- [What to produce]:
Where a line of the listing below includes the word "Gupta", reproduce that line.
[start Material supplied]
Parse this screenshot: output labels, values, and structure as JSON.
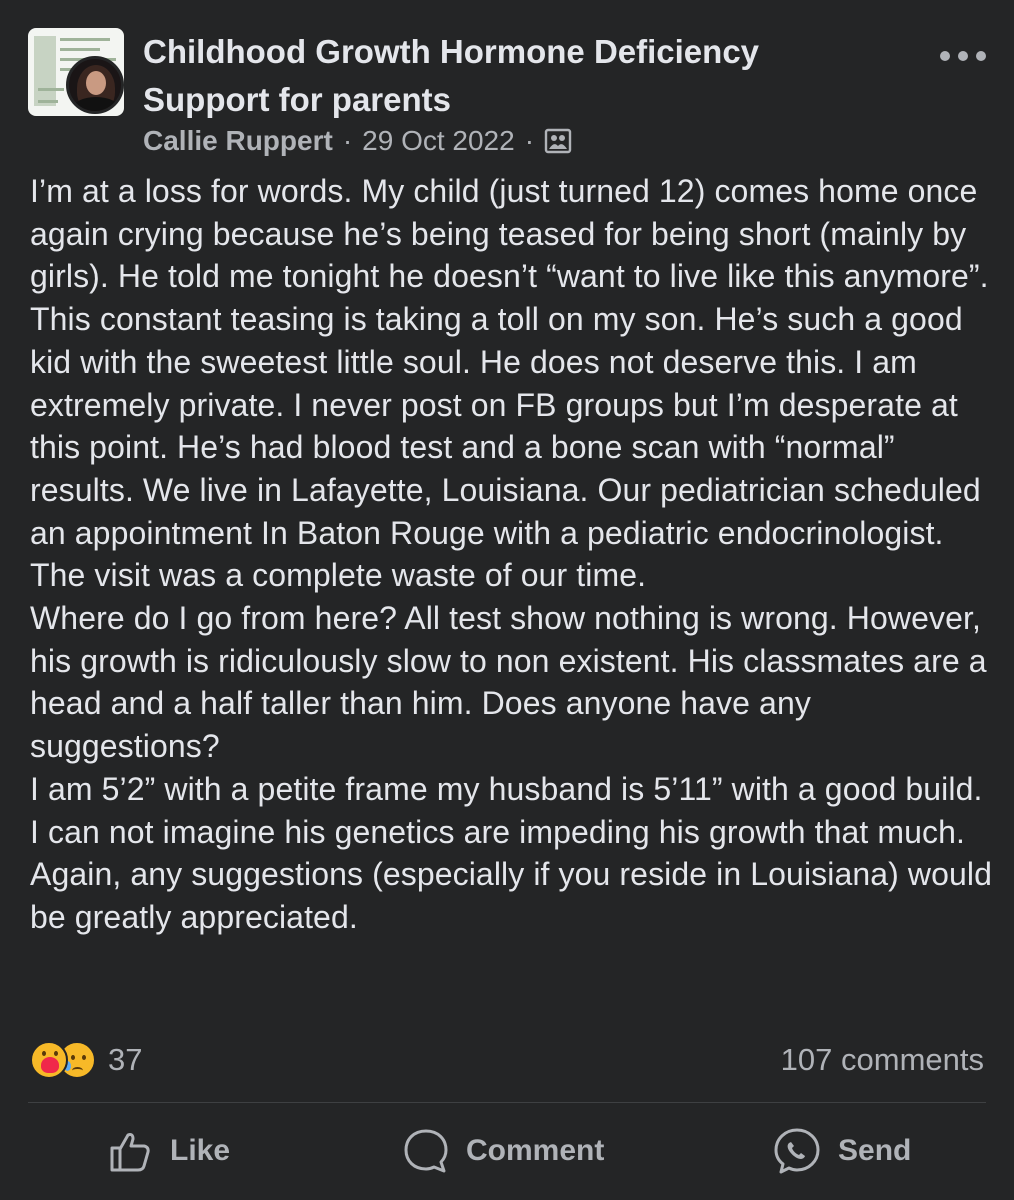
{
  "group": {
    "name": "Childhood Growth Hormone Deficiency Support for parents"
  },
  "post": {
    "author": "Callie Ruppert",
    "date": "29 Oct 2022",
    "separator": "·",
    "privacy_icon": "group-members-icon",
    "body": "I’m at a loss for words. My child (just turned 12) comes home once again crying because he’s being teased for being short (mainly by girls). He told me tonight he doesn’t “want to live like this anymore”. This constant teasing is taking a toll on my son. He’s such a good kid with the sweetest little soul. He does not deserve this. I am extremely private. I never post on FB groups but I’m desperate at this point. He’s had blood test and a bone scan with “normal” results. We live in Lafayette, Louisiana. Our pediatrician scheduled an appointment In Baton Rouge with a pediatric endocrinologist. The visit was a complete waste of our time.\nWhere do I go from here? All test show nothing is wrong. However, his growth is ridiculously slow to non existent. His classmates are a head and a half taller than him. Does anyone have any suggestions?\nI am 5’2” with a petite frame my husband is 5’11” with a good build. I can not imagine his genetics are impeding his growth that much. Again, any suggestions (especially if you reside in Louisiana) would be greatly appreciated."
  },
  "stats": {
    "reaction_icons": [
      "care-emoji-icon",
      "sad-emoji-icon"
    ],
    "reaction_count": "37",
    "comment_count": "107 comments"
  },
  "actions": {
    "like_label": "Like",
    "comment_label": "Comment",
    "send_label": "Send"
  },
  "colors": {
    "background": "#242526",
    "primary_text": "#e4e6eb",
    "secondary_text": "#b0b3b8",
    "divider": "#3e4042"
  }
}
[end Material supplied]
[start Material supplied]
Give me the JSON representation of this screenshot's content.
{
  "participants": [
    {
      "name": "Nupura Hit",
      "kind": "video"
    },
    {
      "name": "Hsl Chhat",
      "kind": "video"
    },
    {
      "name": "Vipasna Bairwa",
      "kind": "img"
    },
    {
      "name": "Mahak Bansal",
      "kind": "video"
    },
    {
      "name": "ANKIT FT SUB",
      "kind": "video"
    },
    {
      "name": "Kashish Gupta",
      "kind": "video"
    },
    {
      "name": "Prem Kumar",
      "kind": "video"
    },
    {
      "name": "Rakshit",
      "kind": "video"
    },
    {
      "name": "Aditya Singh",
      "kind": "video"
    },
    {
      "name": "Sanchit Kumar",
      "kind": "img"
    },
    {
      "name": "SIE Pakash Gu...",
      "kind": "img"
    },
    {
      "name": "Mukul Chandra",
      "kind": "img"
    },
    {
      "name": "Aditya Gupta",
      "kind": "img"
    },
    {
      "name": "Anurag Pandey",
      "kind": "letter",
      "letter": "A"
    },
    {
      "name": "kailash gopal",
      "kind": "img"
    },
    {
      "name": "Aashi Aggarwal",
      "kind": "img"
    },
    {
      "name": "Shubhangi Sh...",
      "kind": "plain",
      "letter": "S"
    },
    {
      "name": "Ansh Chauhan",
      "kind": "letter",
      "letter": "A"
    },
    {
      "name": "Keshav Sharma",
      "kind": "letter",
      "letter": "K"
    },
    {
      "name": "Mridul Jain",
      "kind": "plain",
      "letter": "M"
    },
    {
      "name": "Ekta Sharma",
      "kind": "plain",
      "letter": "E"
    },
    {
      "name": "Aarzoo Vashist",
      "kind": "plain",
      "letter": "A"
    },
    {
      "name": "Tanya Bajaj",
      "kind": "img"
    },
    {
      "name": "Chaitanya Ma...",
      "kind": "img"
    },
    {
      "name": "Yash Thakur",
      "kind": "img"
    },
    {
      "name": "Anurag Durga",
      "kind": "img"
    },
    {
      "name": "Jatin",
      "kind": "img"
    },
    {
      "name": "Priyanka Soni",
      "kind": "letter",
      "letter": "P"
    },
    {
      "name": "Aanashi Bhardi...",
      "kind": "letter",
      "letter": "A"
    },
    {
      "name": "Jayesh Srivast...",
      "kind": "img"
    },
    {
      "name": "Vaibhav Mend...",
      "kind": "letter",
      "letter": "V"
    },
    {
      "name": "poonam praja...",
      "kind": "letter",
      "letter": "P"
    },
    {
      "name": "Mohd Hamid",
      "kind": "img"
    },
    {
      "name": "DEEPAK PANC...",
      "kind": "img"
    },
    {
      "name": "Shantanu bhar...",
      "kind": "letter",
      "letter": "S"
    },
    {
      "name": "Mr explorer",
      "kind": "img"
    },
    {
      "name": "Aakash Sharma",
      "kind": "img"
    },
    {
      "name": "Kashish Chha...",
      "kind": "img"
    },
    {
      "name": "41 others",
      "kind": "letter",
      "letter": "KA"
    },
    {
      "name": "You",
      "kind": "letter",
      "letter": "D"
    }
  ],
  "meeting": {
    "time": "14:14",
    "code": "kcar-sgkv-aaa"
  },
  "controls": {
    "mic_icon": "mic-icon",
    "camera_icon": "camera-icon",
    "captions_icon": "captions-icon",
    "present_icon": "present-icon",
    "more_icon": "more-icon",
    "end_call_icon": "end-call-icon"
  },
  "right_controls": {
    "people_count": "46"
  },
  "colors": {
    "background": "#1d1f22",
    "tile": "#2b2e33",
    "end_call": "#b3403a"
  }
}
[end Material supplied]
- [Task answer]:
      "name": "Kashish Gupta",
      "name": "Aditya Gupta",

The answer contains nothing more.